### STORED ROWS
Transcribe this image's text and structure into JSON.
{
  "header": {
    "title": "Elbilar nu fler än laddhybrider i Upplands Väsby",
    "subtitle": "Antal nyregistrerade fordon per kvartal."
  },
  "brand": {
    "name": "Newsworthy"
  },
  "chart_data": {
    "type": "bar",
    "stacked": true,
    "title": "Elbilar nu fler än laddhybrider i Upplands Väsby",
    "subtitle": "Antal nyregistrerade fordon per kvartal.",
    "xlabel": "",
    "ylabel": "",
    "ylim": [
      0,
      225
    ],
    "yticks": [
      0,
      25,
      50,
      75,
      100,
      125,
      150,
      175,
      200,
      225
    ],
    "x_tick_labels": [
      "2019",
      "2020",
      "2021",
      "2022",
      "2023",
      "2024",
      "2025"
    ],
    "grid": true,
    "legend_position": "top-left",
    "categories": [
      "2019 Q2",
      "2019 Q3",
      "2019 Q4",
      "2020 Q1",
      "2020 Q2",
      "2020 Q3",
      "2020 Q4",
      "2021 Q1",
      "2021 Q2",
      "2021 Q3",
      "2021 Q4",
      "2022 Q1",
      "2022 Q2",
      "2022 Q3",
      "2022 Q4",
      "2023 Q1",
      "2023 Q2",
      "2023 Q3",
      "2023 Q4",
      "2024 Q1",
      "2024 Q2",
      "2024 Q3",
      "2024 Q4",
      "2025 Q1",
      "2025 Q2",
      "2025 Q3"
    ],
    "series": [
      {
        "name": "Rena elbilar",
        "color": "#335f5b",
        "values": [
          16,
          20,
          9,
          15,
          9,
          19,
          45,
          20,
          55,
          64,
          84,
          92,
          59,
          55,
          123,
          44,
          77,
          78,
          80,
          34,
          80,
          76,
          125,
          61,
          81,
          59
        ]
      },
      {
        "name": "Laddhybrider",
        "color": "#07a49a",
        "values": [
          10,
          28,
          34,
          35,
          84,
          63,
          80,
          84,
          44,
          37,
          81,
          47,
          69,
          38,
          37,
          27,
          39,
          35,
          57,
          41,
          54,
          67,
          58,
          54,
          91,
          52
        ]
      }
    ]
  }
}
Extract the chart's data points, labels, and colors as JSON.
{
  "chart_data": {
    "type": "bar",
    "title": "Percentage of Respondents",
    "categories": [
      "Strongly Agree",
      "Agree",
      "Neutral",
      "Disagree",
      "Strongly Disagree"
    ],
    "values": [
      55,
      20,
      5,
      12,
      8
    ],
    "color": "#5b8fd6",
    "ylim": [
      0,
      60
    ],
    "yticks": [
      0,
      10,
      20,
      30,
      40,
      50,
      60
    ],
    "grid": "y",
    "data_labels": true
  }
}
######
*TASK PROMPT*: Recopy all the lines exactly as they appear.

*ANSWER FOR THE TASK*:
Transcribe this image's text and structure into JSON.
{
  "header": {
    "title": "Elbilar nu fler än laddhybrider i Upplands Väsby",
    "subtitle": "Antal nyregistrerade fordon per kvartal."
  },
  "brand": {
    "name": "Newsworthy"
  },
  "chart_data": {
    "type": "bar",
    "stacked": true,
    "title": "Elbilar nu fler än laddhybrider i Upplands Väsby",
    "subtitle": "Antal nyregistrerade fordon per kvartal.",
    "xlabel": "",
    "ylabel": "",
    "ylim": [
      0,
      225
    ],
    "yticks": [
      0,
      25,
      50,
      75,
      100,
      125,
      150,
      175,
      200,
      225
    ],
    "x_tick_labels": [
      "2019",
      "2020",
      "2021",
      "2022",
      "2023",
      "2024",
      "2025"
    ],
    "grid": true,
    "legend_position": "top-left",
    "categories": [
      "2019 Q2",
      "2019 Q3",
      "2019 Q4",
      "2020 Q1",
      "2020 Q2",
      "2020 Q3",
      "2020 Q4",
      "2021 Q1",
      "2021 Q2",
      "2021 Q3",
      "2021 Q4",
      "2022 Q1",
      "2022 Q2",
      "2022 Q3",
      "2022 Q4",
      "2023 Q1",
      "2023 Q2",
      "2023 Q3",
      "2023 Q4",
      "2024 Q1",
      "2024 Q2",
      "2024 Q3",
      "2024 Q4",
      "2025 Q1",
      "2025 Q2",
      "2025 Q3"
    ],
    "series": [
      {
        "name": "Rena elbilar",
        "color": "#335f5b",
        "values": [
          16,
          20,
          9,
          15,
          9,
          19,
          45,
          20,
          55,
          64,
          84,
          92,
          59,
          55,
          123,
          44,
          77,
          78,
          80,
          34,
          80,
          76,
          125,
          61,
          81,
          59
        ]
      },
      {
        "name": "Laddhybrider",
        "color": "#07a49a",
        "values": [
          10,
          28,
          34,
          35,
          84,
          63,
          80,
          84,
          44,
          37,
          81,
          47,
          69,
          38,
          37,
          27,
          39,
          35,
          57,
          41,
          54,
          67,
          58,
          54,
          91,
          52
        ]
      }
    ]
  }
}
Extract the chart's data points, labels, and colors as JSON.
{
  "chart_data": {
    "type": "bar",
    "title": "Percentage of Respondents",
    "categories": [
      "Strongly Agree",
      "Agree",
      "Neutral",
      "Disagree",
      "Strongly Disagree"
    ],
    "values": [
      55,
      20,
      5,
      12,
      8
    ],
    "color": "#5b8fd6",
    "ylim": [
      0,
      60
    ],
    "yticks": [
      0,
      10,
      20,
      30,
      40,
      50,
      60
    ],
    "grid": "y",
    "data_labels": true
  }
}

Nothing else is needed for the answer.